- Provided records

↓

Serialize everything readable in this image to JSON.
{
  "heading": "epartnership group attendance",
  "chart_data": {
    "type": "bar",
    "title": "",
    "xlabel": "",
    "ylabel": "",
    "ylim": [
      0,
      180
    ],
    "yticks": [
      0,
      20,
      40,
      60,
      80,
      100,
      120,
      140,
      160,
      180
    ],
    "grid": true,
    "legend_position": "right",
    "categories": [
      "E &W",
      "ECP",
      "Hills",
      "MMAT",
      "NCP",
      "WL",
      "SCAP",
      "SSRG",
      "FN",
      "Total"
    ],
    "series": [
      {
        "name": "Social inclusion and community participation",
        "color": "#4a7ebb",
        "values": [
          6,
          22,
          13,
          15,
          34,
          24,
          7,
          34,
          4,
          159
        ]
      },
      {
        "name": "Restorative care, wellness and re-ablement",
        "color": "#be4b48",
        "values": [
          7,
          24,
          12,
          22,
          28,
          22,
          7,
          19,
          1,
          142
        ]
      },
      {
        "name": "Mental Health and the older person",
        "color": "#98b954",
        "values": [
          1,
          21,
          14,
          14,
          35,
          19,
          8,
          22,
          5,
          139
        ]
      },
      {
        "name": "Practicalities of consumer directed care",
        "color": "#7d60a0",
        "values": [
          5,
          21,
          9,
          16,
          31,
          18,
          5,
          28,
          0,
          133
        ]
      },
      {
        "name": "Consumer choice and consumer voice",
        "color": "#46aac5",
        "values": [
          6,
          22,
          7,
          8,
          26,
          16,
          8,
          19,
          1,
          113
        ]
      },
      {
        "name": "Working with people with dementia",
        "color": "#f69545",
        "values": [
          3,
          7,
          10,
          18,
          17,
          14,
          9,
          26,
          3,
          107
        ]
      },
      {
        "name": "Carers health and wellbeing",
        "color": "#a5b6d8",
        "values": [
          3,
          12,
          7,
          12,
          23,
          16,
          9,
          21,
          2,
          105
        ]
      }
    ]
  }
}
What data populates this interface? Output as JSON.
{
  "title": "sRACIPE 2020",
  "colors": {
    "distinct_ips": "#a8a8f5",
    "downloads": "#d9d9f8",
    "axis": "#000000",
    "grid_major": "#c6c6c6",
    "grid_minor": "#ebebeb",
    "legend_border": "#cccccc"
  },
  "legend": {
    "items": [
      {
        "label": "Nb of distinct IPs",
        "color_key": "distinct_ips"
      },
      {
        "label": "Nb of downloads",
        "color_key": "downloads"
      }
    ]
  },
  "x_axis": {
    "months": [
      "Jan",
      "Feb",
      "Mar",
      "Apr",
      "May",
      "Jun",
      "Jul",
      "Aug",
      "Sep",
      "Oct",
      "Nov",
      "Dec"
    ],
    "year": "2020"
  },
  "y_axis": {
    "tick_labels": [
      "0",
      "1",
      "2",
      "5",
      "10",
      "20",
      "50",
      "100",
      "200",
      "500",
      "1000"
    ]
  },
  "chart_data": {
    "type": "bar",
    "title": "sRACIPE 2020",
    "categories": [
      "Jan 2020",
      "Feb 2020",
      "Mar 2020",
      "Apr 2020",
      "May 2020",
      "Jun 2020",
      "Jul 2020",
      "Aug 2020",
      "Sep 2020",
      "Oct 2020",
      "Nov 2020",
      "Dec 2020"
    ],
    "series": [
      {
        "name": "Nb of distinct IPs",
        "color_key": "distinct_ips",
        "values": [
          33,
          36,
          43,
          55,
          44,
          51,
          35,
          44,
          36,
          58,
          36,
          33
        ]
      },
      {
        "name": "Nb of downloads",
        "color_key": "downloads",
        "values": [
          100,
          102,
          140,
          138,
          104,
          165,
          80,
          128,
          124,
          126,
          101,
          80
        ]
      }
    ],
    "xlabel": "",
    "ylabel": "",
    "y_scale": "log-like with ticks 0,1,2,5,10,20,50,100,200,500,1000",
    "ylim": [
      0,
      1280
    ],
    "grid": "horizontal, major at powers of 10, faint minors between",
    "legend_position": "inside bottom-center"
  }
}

↑

- Short problem
Find the lines containing "name" and pull them out.

- Complete answer
        "name": "Social inclusion and community participation",
        "name": "Restorative care, wellness and re-ablement",
        "name": "Mental Health and the older person",
        "name": "Practicalities of consumer directed care",
        "name": "Consumer choice and consumer voice",
        "name": "Working with people with dementia",
        "name": "Carers health and wellbeing",
        "name": "Nb of distinct IPs",
        "name": "Nb of downloads",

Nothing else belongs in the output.